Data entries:
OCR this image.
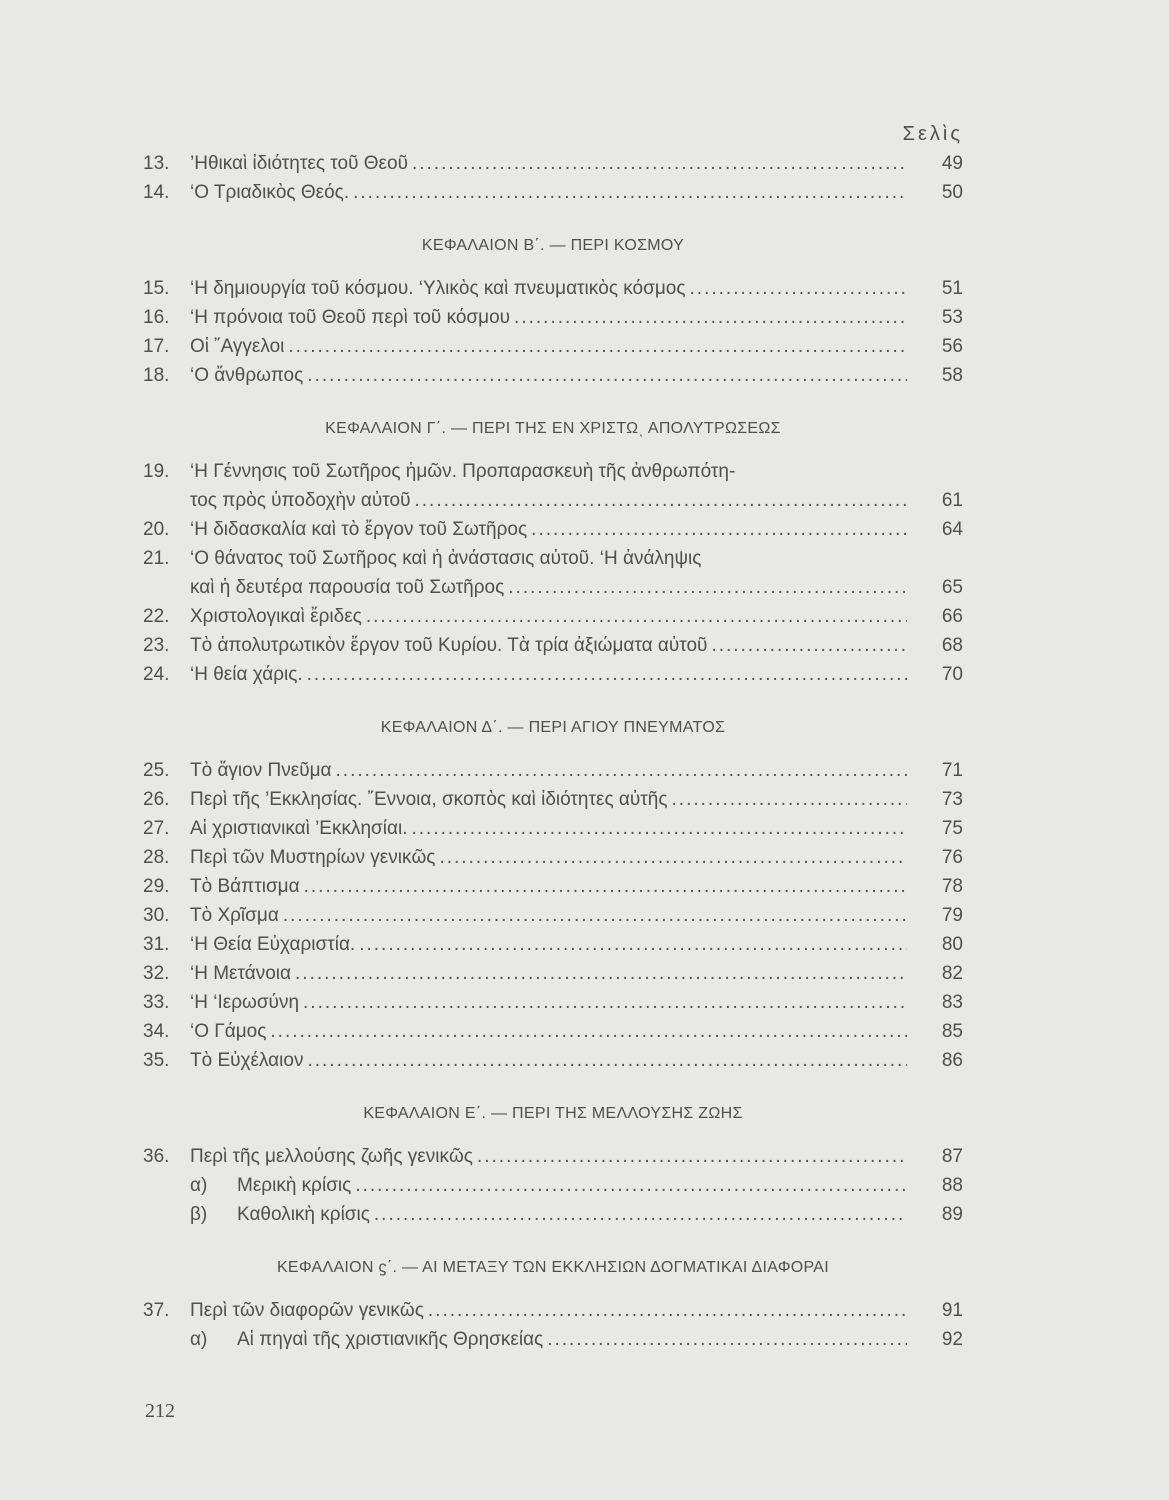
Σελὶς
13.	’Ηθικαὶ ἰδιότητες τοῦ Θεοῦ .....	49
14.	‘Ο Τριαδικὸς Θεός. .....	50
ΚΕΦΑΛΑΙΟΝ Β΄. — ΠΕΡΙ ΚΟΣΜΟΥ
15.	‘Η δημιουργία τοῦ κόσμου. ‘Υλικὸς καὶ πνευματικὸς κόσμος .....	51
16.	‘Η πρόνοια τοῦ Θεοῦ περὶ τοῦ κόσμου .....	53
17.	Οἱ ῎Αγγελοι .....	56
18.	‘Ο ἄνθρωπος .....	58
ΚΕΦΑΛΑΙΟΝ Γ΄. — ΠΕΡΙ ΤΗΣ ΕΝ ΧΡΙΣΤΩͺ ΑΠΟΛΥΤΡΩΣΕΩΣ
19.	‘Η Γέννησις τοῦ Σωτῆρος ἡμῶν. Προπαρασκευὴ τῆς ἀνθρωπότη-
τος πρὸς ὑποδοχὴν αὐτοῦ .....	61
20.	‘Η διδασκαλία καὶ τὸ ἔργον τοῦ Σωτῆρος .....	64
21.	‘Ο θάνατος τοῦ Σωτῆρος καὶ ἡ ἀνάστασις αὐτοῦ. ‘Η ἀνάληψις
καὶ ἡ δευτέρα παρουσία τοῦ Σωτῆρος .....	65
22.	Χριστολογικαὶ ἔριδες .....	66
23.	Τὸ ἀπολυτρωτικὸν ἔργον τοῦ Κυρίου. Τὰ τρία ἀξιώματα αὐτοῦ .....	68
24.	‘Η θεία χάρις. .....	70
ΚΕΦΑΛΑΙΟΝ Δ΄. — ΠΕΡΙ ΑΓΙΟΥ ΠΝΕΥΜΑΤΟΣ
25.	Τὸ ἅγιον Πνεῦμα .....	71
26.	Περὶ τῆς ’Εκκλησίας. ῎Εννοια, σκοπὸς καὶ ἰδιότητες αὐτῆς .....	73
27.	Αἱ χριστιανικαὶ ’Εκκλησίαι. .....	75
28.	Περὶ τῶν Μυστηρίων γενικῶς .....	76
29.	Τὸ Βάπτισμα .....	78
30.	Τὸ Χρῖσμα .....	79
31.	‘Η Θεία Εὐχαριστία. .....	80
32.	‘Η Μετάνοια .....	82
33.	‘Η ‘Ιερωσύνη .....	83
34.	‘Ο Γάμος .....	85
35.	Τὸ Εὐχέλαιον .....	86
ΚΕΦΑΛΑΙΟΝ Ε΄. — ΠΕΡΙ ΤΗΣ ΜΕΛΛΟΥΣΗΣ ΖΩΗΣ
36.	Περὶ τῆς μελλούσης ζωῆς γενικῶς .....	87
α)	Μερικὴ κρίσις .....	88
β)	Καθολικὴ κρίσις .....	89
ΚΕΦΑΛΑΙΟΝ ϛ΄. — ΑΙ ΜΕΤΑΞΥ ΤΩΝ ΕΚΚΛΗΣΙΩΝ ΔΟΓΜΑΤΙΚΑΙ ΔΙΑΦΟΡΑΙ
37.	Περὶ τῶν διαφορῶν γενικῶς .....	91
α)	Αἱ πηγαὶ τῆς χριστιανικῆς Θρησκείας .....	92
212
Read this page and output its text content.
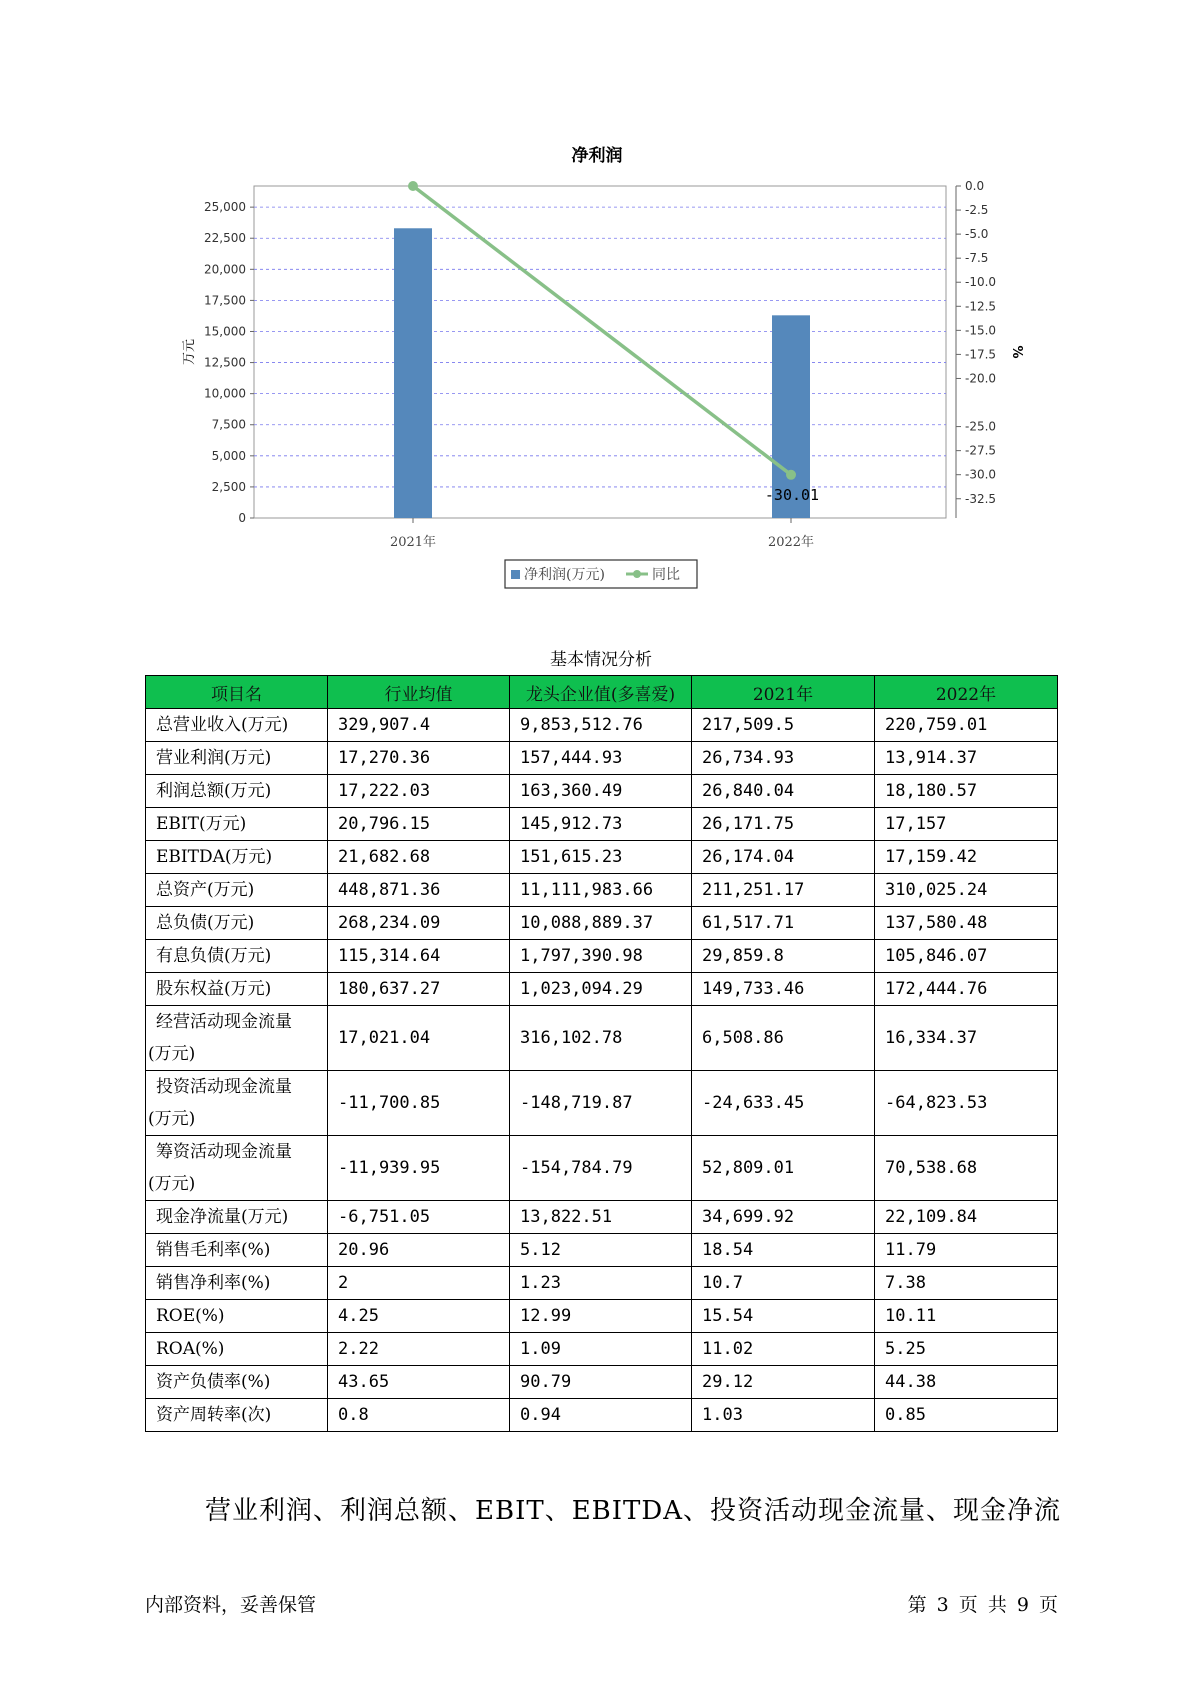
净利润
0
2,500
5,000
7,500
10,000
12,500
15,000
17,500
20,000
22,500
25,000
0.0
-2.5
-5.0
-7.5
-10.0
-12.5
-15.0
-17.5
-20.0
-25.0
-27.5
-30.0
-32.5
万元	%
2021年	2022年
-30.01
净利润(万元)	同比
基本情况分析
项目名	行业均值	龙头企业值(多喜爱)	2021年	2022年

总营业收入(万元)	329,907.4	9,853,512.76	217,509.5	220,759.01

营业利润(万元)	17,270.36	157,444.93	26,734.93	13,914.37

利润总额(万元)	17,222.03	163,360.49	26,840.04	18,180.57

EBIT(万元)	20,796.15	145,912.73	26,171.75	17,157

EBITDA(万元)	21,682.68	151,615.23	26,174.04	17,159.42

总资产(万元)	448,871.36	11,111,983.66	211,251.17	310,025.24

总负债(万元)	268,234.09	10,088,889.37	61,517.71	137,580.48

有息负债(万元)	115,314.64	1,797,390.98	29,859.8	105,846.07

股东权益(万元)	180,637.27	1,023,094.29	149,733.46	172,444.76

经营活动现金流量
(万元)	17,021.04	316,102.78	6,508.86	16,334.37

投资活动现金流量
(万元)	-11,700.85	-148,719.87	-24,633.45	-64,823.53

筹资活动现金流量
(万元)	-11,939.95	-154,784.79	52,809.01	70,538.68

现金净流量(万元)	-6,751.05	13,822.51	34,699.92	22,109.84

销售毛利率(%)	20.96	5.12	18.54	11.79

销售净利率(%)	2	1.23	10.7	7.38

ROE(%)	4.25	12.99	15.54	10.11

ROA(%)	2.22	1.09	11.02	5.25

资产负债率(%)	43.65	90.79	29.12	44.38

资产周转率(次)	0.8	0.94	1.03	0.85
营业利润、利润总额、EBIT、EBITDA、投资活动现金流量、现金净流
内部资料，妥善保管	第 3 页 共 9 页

STATED GOAL: Transcribe every record above exactly, leaving out the pictures.

EXERCISE RESULT:
OCR this image.
Σελὶς
13.	’Ηθικαὶ ἰδιότητες τοῦ Θεοῦ .....	49
14.	‘Ο Τριαδικὸς Θεός. .....	50
ΚΕΦΑΛΑΙΟΝ Β΄. — ΠΕΡΙ ΚΟΣΜΟΥ
15.	‘Η δημιουργία τοῦ κόσμου. ‘Υλικὸς καὶ πνευματικὸς κόσμος .....	51
16.	‘Η πρόνοια τοῦ Θεοῦ περὶ τοῦ κόσμου .....	53
17.	Οἱ ῎Αγγελοι .....	56
18.	‘Ο ἄνθρωπος .....	58
ΚΕΦΑΛΑΙΟΝ Γ΄. — ΠΕΡΙ ΤΗΣ ΕΝ ΧΡΙΣΤΩͺ ΑΠΟΛΥΤΡΩΣΕΩΣ
19.	‘Η Γέννησις τοῦ Σωτῆρος ἡμῶν. Προπαρασκευὴ τῆς ἀνθρωπότη-
τος πρὸς ὑποδοχὴν αὐτοῦ .....	61
20.	‘Η διδασκαλία καὶ τὸ ἔργον τοῦ Σωτῆρος .....	64
21.	‘Ο θάνατος τοῦ Σωτῆρος καὶ ἡ ἀνάστασις αὐτοῦ. ‘Η ἀνάληψις
καὶ ἡ δευτέρα παρουσία τοῦ Σωτῆρος .....	65
22.	Χριστολογικαὶ ἔριδες .....	66
23.	Τὸ ἀπολυτρωτικὸν ἔργον τοῦ Κυρίου. Τὰ τρία ἀξιώματα αὐτοῦ .....	68
24.	‘Η θεία χάρις. .....	70
ΚΕΦΑΛΑΙΟΝ Δ΄. — ΠΕΡΙ ΑΓΙΟΥ ΠΝΕΥΜΑΤΟΣ
25.	Τὸ ἅγιον Πνεῦμα .....	71
26.	Περὶ τῆς ’Εκκλησίας. ῎Εννοια, σκοπὸς καὶ ἰδιότητες αὐτῆς .....	73
27.	Αἱ χριστιανικαὶ ’Εκκλησίαι. .....	75
28.	Περὶ τῶν Μυστηρίων γενικῶς .....	76
29.	Τὸ Βάπτισμα .....	78
30.	Τὸ Χρῖσμα .....	79
31.	‘Η Θεία Εὐχαριστία. .....	80
32.	‘Η Μετάνοια .....	82
33.	‘Η ‘Ιερωσύνη .....	83
34.	‘Ο Γάμος .....	85
35.	Τὸ Εὐχέλαιον .....	86
ΚΕΦΑΛΑΙΟΝ Ε΄. — ΠΕΡΙ ΤΗΣ ΜΕΛΛΟΥΣΗΣ ΖΩΗΣ
36.	Περὶ τῆς μελλούσης ζωῆς γενικῶς .....	87
α)	Μερικὴ κρίσις .....	88
β)	Καθολικὴ κρίσις .....	89
ΚΕΦΑΛΑΙΟΝ ϛ΄. — ΑΙ ΜΕΤΑΞΥ ΤΩΝ ΕΚΚΛΗΣΙΩΝ ΔΟΓΜΑΤΙΚΑΙ ΔΙΑΦΟΡΑΙ
37.	Περὶ τῶν διαφορῶν γενικῶς .....	91
α)	Αἱ πηγαὶ τῆς χριστιανικῆς Θρησκείας .....	92
212
Read this page and output its text content.
净利润
0
2,500
5,000
7,500
10,000
12,500
15,000
17,500
20,000
22,500
25,000
0.0
-2.5
-5.0
-7.5
-10.0
-12.5
-15.0
-17.5
-20.0
-25.0
-27.5
-30.0
-32.5
万元	%
2021年	2022年
-30.01
净利润(万元)	同比
基本情况分析
项目名	行业均值	龙头企业值(多喜爱)	2021年	2022年

总营业收入(万元)	329,907.4	9,853,512.76	217,509.5	220,759.01

营业利润(万元)	17,270.36	157,444.93	26,734.93	13,914.37

利润总额(万元)	17,222.03	163,360.49	26,840.04	18,180.57

EBIT(万元)	20,796.15	145,912.73	26,171.75	17,157

EBITDA(万元)	21,682.68	151,615.23	26,174.04	17,159.42

总资产(万元)	448,871.36	11,111,983.66	211,251.17	310,025.24

总负债(万元)	268,234.09	10,088,889.37	61,517.71	137,580.48

有息负债(万元)	115,314.64	1,797,390.98	29,859.8	105,846.07

股东权益(万元)	180,637.27	1,023,094.29	149,733.46	172,444.76

经营活动现金流量
(万元)	17,021.04	316,102.78	6,508.86	16,334.37

投资活动现金流量
(万元)	-11,700.85	-148,719.87	-24,633.45	-64,823.53

筹资活动现金流量
(万元)	-11,939.95	-154,784.79	52,809.01	70,538.68

现金净流量(万元)	-6,751.05	13,822.51	34,699.92	22,109.84

销售毛利率(%)	20.96	5.12	18.54	11.79

销售净利率(%)	2	1.23	10.7	7.38

ROE(%)	4.25	12.99	15.54	10.11

ROA(%)	2.22	1.09	11.02	5.25

资产负债率(%)	43.65	90.79	29.12	44.38

资产周转率(次)	0.8	0.94	1.03	0.85
营业利润、利润总额、EBIT、EBITDA、投资活动现金流量、现金净流
内部资料，妥善保管	第 3 页 共 9 页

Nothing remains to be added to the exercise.